The legislation itself, however, loudly contradicts that notion. To a breath-taking degree it blows off nearly every point of critique that health professionals and advocates as well as environmental experts made about the Senate legislation, the Chemical Safety Improvement Act. The exception is that the House bill is more clearly drafted. The unclear drafting in the Senate bill would have several adverse policy impacts and some of those are now avoided. Unfortunately, the now-clearer policy choices in the House bill are almost uniformly retrograde from the perspective of public health and the environment.

For example, on the threshold issue of fixing TSCA’s current standard – the one that wouldn’t allow the EPA to regulate asbestos – the House bill does not even pretend to reform or redefine it. When the chemical industry was trying to establish its credibility in wanting to reform TSCA in 2009, after a generation of defending it, the first thing they did was announce that they supported changing the current cost benefit standard to a health-based standard. Their glowing support for this bill suggests that conversion was never sincere.

what_are_they_thinkingThe bill almost amounts to a seek-and-destroy mission; a hunt for anywhere at the state or federal level where chemicals are being scrutinized or restricted, followed by an airstrike. For example, it targets EPA’s highly obscure, but somewhat effective, “SNUR” authority, one of the few places where EPA has been able to MacGyver some information and protection with the legal equivalent of paper clips and bubble gum that it has available.

Similarly, because the program for new chemicals under TSCA currently does at least some modest good, the bill seems to go out of its way to do it new harm. It would nullify numerous state requirements on chemicals upon even the slightest EPA action, including disclosure laws in Maine, Washington, and California.

The bill is not the slightest bit credible as an effort to balance the need for progress in protecting public health and the environment while being mindful of industry’s regulatory burden. It is entirely one-sided and backward-moving. But the question is “why?”

▶ _RECORDED DATA_:
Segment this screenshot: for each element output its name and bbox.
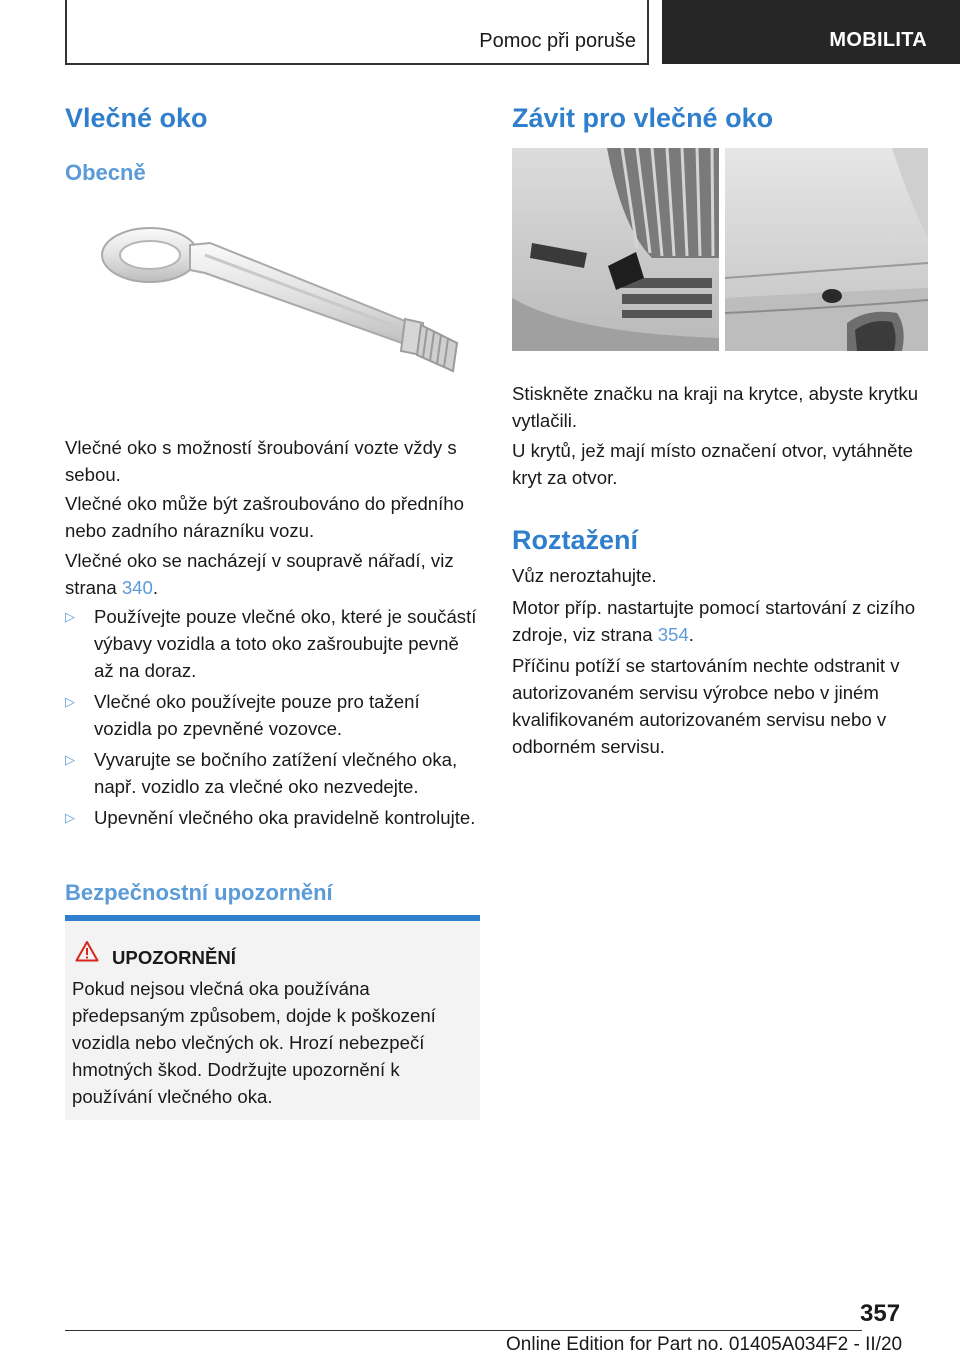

▶ _TASK LIST_:
a: Answer these from the commentary on the House TSCA bill:
(i) What is the name of the Senate legislation that health professionals, advocates and environmental experts critiqued?
(ii) In 2009, the chemical industry said it supported changing TSCA's current cost benefit standard to what kind of standard?
(iii) Which states' disclosure laws would the bill nullify?
b: Reproduce the passage of the commentary on the House TSCA bill starting at "what_are_they_thinkingThe bill almost" and ending at "it has available.".

▶ _ANSWERS BELOW_:
a:
(i) The Chemical Safety Improvement Act.
(ii) A health-based standard.
(iii) Maine, Washington, and California.

b:
what_are_they_thinkingThe bill almost amounts to a seek-and-destroy mission; a hunt for anywhere at the state or federal level where chemicals are being scrutinized or restricted, followed by an airstrike. For example, it targets EPA’s highly obscure, but somewhat effective, “SNUR” authority, one of the few places where EPA has been able to MacGyver some information and protection with the legal equivalent of paper clips and bubble gum that it has available.